* Given problem *
Pull out every line below containing the word "JSON".

[Extracted data entries]
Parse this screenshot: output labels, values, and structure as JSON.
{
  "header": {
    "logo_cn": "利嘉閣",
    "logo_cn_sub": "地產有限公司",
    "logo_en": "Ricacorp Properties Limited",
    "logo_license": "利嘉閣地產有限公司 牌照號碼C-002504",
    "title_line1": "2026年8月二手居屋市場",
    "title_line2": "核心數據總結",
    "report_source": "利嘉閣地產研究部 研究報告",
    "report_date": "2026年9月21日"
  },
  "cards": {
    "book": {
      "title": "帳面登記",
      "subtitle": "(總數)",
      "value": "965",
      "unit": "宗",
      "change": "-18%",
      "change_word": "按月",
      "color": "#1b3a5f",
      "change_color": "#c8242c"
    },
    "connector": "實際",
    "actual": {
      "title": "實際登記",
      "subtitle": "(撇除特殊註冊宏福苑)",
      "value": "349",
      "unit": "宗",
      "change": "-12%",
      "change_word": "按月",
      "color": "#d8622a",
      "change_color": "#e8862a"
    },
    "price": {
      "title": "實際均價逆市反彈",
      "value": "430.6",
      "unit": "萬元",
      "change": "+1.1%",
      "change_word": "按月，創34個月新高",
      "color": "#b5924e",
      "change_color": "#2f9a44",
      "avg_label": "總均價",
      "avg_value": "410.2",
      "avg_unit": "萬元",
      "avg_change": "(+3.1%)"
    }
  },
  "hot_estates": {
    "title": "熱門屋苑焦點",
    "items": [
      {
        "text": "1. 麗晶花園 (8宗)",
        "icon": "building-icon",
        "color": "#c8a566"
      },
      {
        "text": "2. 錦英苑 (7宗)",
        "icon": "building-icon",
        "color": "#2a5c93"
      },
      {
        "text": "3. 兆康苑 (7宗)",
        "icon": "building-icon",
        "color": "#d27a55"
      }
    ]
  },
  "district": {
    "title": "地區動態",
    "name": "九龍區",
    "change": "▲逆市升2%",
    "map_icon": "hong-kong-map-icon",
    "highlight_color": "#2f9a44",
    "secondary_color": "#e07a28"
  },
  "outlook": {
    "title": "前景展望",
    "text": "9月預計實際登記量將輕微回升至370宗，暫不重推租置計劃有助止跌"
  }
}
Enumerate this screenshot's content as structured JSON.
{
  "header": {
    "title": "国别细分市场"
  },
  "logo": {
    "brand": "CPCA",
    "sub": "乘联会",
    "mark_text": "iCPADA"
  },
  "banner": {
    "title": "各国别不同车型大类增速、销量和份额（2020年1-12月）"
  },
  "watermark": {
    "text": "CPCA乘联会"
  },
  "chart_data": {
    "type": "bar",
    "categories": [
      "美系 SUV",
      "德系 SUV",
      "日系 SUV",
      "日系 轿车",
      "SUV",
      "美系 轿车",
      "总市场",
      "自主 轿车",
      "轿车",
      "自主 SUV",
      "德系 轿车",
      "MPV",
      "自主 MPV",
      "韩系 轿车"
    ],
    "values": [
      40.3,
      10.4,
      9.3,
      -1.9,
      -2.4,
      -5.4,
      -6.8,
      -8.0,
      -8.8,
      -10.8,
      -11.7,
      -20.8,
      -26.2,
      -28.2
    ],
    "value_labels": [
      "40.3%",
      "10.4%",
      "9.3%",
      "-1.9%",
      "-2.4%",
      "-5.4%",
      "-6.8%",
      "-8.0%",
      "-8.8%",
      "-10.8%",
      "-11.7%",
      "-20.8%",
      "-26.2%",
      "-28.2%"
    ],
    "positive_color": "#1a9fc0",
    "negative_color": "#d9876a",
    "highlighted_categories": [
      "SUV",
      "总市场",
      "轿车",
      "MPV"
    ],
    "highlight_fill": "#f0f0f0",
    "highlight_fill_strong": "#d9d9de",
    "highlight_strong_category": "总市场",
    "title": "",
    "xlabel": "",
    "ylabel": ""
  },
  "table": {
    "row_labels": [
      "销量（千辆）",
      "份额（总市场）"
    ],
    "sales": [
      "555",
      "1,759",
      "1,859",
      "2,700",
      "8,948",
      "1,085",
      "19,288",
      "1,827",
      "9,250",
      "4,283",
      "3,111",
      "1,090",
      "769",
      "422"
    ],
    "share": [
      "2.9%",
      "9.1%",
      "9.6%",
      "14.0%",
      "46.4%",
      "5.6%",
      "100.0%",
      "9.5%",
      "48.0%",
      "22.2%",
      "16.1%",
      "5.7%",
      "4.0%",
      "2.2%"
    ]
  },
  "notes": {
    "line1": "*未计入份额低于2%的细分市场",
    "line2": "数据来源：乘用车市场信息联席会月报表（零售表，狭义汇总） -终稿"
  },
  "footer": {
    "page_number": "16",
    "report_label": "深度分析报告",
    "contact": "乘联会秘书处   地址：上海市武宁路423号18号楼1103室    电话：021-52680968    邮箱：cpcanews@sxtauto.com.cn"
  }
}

* Exercise answer *
Parse this screenshot: output labels, values, and structure as JSON.
Enumerate this screenshot's content as structured JSON.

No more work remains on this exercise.